• [INFORMATION SUPPLIED]
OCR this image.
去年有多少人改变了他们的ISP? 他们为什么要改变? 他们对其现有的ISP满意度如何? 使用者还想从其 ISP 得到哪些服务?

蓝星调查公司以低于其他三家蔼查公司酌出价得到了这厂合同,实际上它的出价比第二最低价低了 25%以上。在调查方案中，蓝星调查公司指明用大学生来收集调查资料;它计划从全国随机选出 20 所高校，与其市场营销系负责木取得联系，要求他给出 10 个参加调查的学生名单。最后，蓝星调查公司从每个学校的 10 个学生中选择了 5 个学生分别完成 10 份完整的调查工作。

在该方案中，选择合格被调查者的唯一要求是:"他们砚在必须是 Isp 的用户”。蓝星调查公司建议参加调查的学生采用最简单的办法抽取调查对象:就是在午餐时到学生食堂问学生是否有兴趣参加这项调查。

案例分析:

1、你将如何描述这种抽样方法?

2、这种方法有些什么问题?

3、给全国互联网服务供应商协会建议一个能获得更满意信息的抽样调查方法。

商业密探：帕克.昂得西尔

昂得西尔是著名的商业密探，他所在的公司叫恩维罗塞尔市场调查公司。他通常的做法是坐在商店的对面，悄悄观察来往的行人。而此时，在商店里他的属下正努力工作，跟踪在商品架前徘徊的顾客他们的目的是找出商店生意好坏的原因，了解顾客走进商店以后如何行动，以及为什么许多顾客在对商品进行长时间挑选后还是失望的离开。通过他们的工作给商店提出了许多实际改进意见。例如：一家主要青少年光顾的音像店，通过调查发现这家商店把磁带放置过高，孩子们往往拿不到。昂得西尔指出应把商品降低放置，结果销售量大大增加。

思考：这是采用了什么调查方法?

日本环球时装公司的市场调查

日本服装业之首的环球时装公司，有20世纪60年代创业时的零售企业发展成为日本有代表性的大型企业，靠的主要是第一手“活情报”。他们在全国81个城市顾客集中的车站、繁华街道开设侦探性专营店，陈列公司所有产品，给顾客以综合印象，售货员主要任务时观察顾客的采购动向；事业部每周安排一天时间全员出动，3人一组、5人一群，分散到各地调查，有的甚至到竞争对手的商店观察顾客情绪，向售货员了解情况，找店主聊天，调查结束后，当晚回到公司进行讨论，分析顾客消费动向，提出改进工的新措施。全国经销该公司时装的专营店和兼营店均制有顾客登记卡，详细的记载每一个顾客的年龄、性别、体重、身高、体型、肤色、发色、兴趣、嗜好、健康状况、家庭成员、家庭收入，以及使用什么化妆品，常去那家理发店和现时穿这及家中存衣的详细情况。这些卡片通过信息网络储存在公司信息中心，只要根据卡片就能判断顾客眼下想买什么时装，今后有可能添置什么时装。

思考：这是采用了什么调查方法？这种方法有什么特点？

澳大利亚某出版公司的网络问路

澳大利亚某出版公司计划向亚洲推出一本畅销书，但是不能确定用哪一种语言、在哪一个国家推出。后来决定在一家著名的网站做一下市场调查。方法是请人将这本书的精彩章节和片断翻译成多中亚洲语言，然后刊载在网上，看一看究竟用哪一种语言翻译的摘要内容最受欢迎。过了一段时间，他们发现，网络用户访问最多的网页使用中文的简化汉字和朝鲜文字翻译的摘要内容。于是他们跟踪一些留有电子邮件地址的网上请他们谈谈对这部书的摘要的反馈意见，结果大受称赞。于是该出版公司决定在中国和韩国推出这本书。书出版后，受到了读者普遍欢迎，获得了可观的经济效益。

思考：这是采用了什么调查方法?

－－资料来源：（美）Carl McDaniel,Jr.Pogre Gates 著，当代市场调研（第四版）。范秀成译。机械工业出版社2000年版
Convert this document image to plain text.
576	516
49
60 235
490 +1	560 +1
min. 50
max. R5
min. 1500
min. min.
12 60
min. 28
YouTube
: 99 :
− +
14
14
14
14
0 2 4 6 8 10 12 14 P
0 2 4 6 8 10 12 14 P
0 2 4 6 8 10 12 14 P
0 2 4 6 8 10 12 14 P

• [SHORT PROBLEM] Repeat only the stretch of lines starting at the one containing "Convert this document image to plain text." and running to the final line of the entries above.

• [TASK ANSWER]
Convert this document image to plain text.
576	516
49
60 235
490 +1	560 +1
min. 50
max. R5
min. 1500
min. min.
12 60
min. 28
YouTube
: 99 :
− +
14
14
14
14
0 2 4 6 8 10 12 14 P
0 2 4 6 8 10 12 14 P
0 2 4 6 8 10 12 14 P
0 2 4 6 8 10 12 14 P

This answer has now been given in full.